In the following material, identify every line holding the string "otros" and return it.

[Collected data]
-- BEGIN --
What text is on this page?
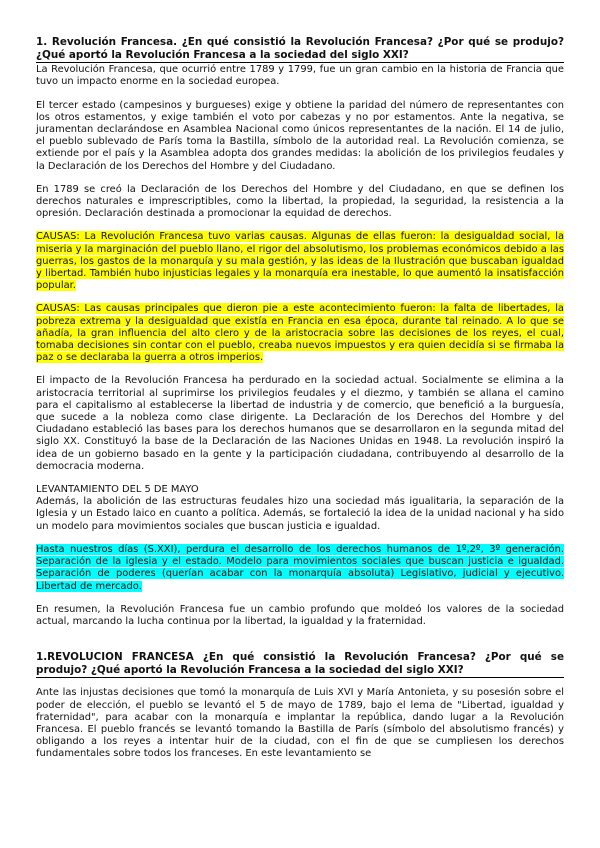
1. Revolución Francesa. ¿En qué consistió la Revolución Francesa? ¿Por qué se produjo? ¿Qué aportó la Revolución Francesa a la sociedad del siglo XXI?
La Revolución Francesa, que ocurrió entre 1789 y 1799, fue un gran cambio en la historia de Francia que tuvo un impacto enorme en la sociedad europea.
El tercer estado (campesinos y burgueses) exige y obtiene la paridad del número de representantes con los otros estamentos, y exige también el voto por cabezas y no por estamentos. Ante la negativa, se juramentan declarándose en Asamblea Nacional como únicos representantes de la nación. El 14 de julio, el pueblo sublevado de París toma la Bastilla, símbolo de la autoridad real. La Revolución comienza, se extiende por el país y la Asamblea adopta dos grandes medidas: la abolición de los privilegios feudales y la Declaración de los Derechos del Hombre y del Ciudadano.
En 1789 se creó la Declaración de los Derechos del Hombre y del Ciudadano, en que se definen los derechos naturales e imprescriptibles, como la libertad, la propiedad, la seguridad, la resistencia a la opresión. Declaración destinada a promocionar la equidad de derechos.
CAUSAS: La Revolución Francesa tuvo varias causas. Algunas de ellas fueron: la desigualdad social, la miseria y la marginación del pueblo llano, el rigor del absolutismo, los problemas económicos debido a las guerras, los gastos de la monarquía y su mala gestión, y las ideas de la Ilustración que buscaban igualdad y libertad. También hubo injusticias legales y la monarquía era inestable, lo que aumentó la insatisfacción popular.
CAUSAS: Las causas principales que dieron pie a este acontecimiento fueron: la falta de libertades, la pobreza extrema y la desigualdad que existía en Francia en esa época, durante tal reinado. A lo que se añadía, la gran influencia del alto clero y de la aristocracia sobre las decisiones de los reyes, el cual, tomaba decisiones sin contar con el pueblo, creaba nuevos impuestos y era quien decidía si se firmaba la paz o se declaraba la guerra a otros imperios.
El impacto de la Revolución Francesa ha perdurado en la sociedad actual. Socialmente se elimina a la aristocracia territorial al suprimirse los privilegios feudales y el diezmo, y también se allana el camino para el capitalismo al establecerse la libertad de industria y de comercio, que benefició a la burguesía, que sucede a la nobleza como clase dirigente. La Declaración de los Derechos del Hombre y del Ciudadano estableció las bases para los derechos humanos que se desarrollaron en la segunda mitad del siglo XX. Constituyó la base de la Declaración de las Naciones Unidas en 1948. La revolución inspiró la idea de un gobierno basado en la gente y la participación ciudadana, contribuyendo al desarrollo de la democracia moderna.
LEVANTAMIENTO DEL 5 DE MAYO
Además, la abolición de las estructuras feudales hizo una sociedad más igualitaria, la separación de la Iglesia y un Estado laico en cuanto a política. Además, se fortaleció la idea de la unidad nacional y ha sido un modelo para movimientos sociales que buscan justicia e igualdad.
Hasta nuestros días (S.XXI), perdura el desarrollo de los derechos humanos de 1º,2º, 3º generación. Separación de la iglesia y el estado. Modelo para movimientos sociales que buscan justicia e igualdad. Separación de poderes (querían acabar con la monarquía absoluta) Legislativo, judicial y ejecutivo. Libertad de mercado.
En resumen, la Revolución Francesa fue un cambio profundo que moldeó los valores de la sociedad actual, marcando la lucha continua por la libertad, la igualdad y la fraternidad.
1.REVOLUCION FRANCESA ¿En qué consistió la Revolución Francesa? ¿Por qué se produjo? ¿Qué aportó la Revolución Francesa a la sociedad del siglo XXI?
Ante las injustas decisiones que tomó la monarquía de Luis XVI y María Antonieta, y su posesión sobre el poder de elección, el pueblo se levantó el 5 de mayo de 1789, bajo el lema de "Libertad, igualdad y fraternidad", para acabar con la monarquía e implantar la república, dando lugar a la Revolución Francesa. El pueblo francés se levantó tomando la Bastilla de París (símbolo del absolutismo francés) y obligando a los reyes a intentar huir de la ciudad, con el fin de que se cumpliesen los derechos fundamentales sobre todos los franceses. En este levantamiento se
-- END --
**EXERCISE RESPONSE:**
El tercer estado (campesinos y burgueses) exige y obtiene la paridad del número de representantes con los otros estamentos, y exige también el voto por cabezas y no por estamentos. Ante la negativa, se juramentan declarándose en Asamblea Nacional como únicos representantes de la nación. El 14 de julio, el pueblo sublevado de París toma la Bastilla, símbolo de la autoridad real. La Revolución comienza, se extiende por el país y la Asamblea adopta dos grandes medidas: la abolición de los privilegios feudales y la Declaración de los Derechos del Hombre y del Ciudadano.
CAUSAS: Las causas principales que dieron pie a este acontecimiento fueron: la falta de libertades, la pobreza extrema y la desigualdad que existía en Francia en esa época, durante tal reinado. A lo que se añadía, la gran influencia del alto clero y de la aristocracia sobre las decisiones de los reyes, el cual, tomaba decisiones sin contar con el pueblo, creaba nuevos impuestos y era quien decidía si se firmaba la paz o se declaraba la guerra a otros imperios.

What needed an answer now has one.